[Start Listing]

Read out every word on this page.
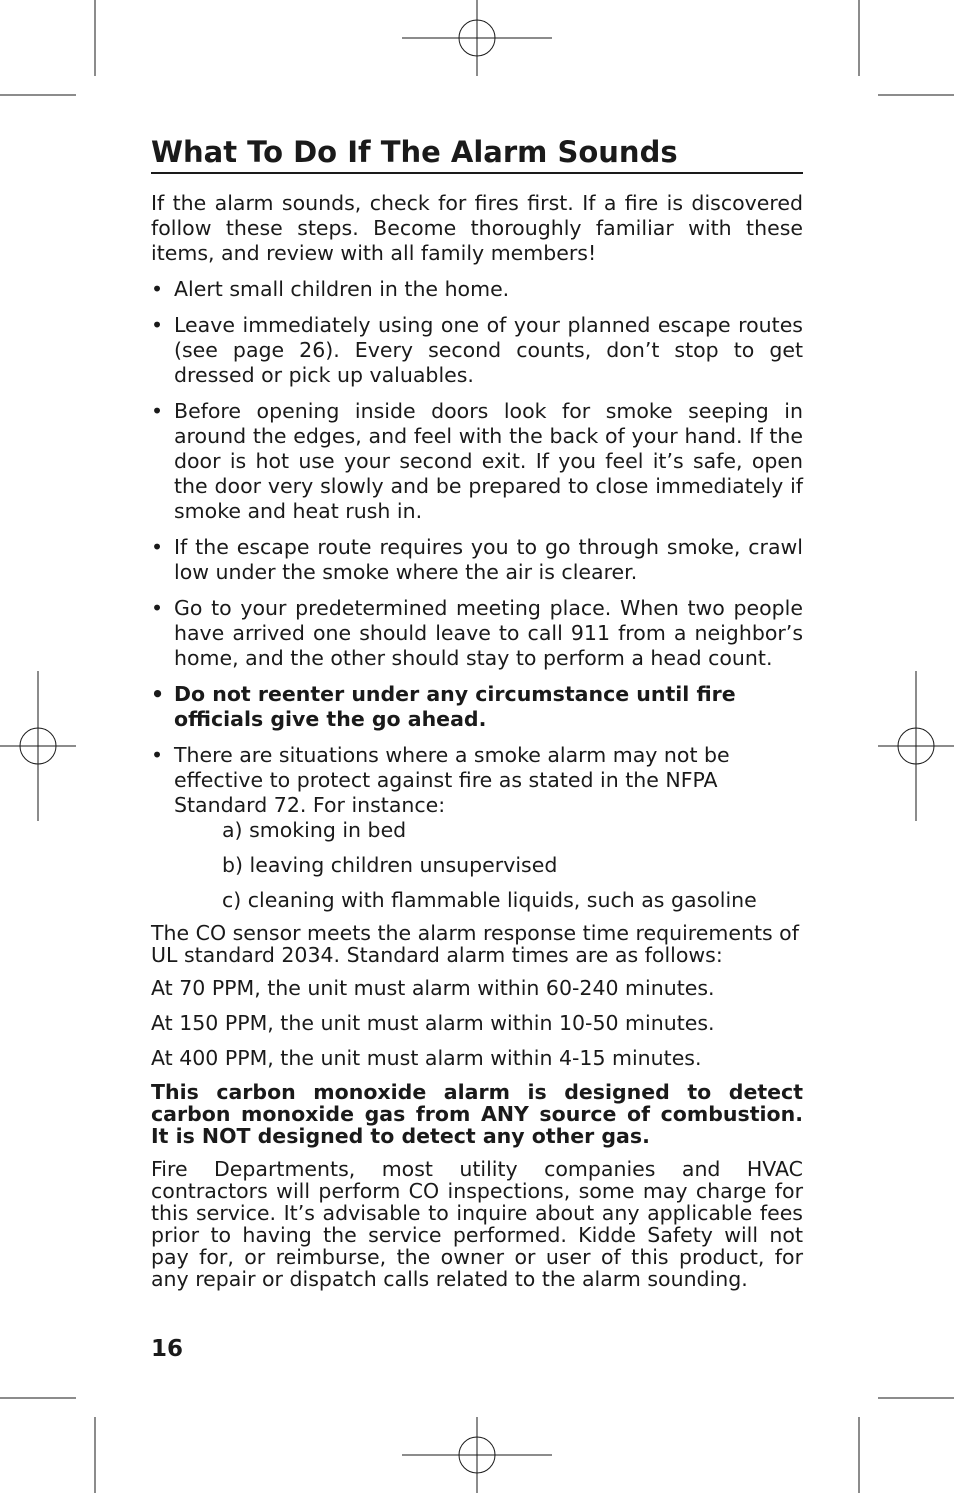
What To Do If The Alarm Sounds

If the alarm sounds, check for fires first. If a fire is discovered follow these steps. Become thoroughly familiar with these items, and review with all family members!

• Alert small children in the home.
• Leave immediately using one of your planned escape routes (see page 26). Every second counts, don’t stop to get dressed or pick up valuables.
• Before opening inside doors look for smoke seeping in around the edges, and feel with the back of your hand. If the door is hot use your second exit. If you feel it’s safe, open the door very slowly and be prepared to close immediately if smoke and heat rush in.
• If the escape route requires you to go through smoke, crawl low under the smoke where the air is clearer.
• Go to your predetermined meeting place. When two people have arrived one should leave to call 911 from a neighbor’s home, and the other should stay to perform a head count.
• Do not reenter under any circumstance until fire officials give the go ahead.
• There are situations where a smoke alarm may not be effective to protect against fire as stated in the NFPA Standard 72. For instance:
a) smoking in bed
b) leaving children unsupervised
c) cleaning with flammable liquids, such as gasoline
The CO sensor meets the alarm response time requirements of UL standard 2034. Standard alarm times are as follows:
At 70 PPM, the unit must alarm within 60-240 minutes.
At 150 PPM, the unit must alarm within 10-50 minutes.
At 400 PPM, the unit must alarm within 4-15 minutes.
This carbon monoxide alarm is designed to detect carbon monoxide gas from ANY source of combustion. It is NOT designed to detect any other gas.
Fire Departments, most utility companies and HVAC contractors will perform CO inspections, some may charge for this service. It’s advisable to inquire about any applicable fees prior to having the service performed. Kidde Safety will not pay for, or reimburse, the owner or user of this product, for any repair or dispatch calls related to the alarm sounding.
16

[End Listing]

Your task
Restate the data above exactly, stripping out each image.

Exercise result
Read out every word on this page.
What To Do If The Alarm Sounds

If the alarm sounds, check for fires first. If a fire is discovered follow these steps. Become thoroughly familiar with these items, and review with all family members!

• Alert small children in the home.
• Leave immediately using one of your planned escape routes (see page 26). Every second counts, don’t stop to get dressed or pick up valuables.
• Before opening inside doors look for smoke seeping in around the edges, and feel with the back of your hand. If the door is hot use your second exit. If you feel it’s safe, open the door very slowly and be prepared to close immediately if smoke and heat rush in.
• If the escape route requires you to go through smoke, crawl low under the smoke where the air is clearer.
• Go to your predetermined meeting place. When two people have arrived one should leave to call 911 from a neighbor’s home, and the other should stay to perform a head count.
• Do not reenter under any circumstance until fire officials give the go ahead.
• There are situations where a smoke alarm may not be effective to protect against fire as stated in the NFPA Standard 72. For instance:
a) smoking in bed
b) leaving children unsupervised
c) cleaning with flammable liquids, such as gasoline
The CO sensor meets the alarm response time requirements of UL standard 2034. Standard alarm times are as follows:
At 70 PPM, the unit must alarm within 60-240 minutes.
At 150 PPM, the unit must alarm within 10-50 minutes.
At 400 PPM, the unit must alarm within 4-15 minutes.
This carbon monoxide alarm is designed to detect carbon monoxide gas from ANY source of combustion. It is NOT designed to detect any other gas.
Fire Departments, most utility companies and HVAC contractors will perform CO inspections, some may charge for this service. It’s advisable to inquire about any applicable fees prior to having the service performed. Kidde Safety will not pay for, or reimburse, the owner or user of this product, for any repair or dispatch calls related to the alarm sounding.
16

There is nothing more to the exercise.